───── RECORDS SHOWN ─────

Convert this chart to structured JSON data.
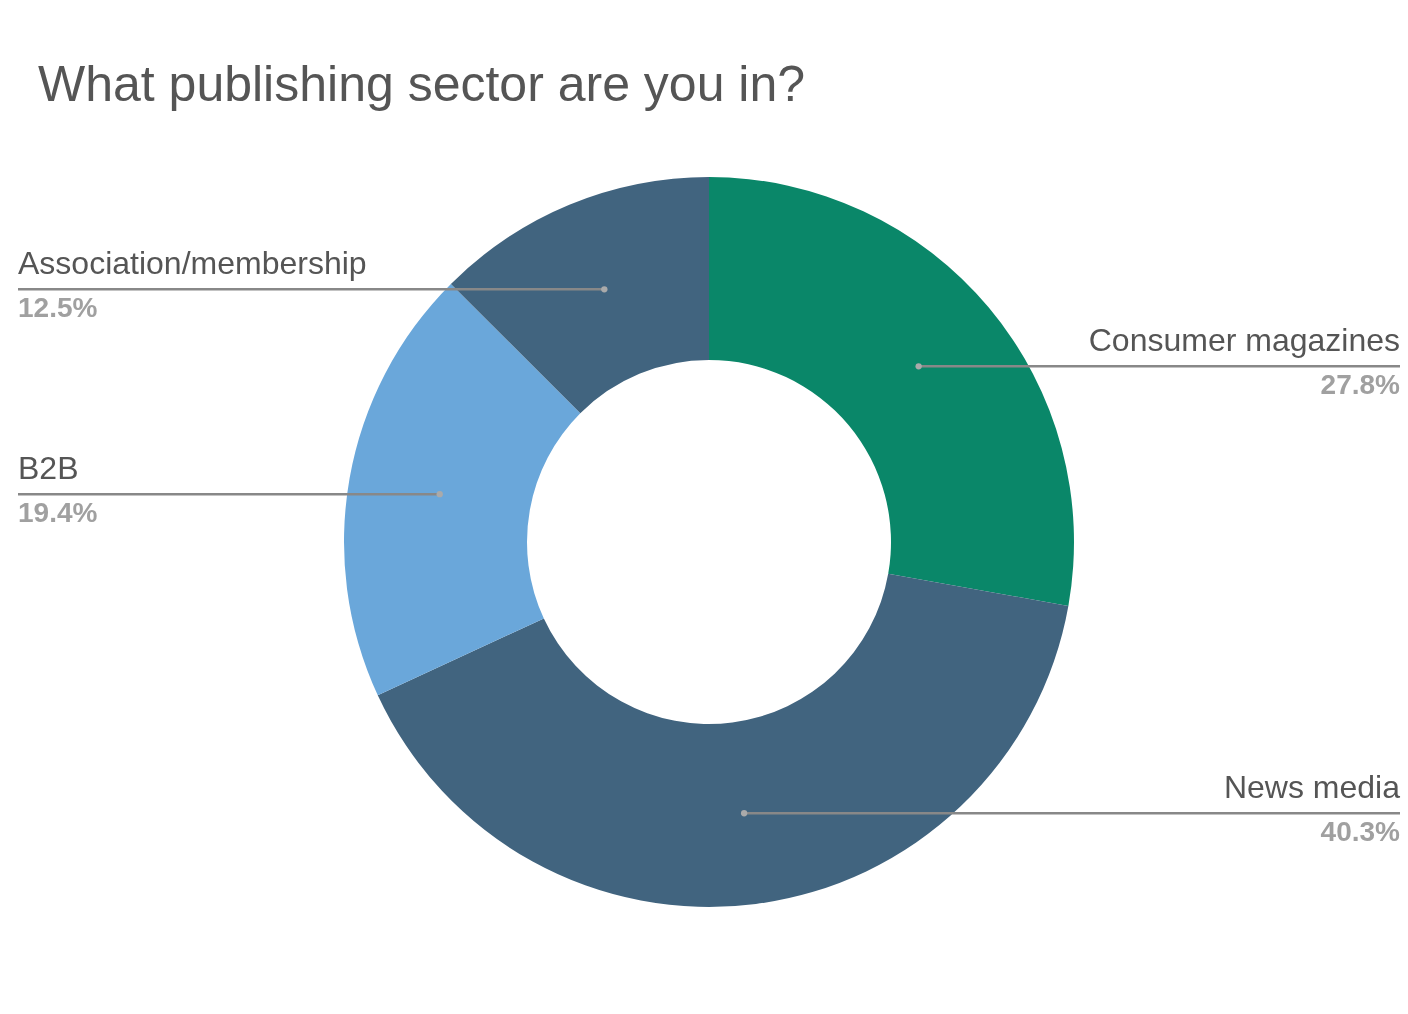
{
  "chart_data": {
    "type": "donut",
    "title": "What publishing sector are you in?",
    "categories": [
      "Consumer magazines",
      "News media",
      "B2B",
      "Association/membership"
    ],
    "values": [
      27.8,
      40.3,
      19.4,
      12.5
    ],
    "colors": [
      "#0a8769",
      "#41647f",
      "#6aa7da",
      "#41647f"
    ],
    "value_labels": [
      "27.8%",
      "40.3%",
      "19.4%",
      "12.5%"
    ]
  }
}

─────

* EXERCISE:
Could you repeat all of the material exactly? Pictures should not be copied.

* THE RESPONSE:
Convert this chart to structured JSON data.
{
  "chart_data": {
    "type": "donut",
    "title": "What publishing sector are you in?",
    "categories": [
      "Consumer magazines",
      "News media",
      "B2B",
      "Association/membership"
    ],
    "values": [
      27.8,
      40.3,
      19.4,
      12.5
    ],
    "colors": [
      "#0a8769",
      "#41647f",
      "#6aa7da",
      "#41647f"
    ],
    "value_labels": [
      "27.8%",
      "40.3%",
      "19.4%",
      "12.5%"
    ]
  }
}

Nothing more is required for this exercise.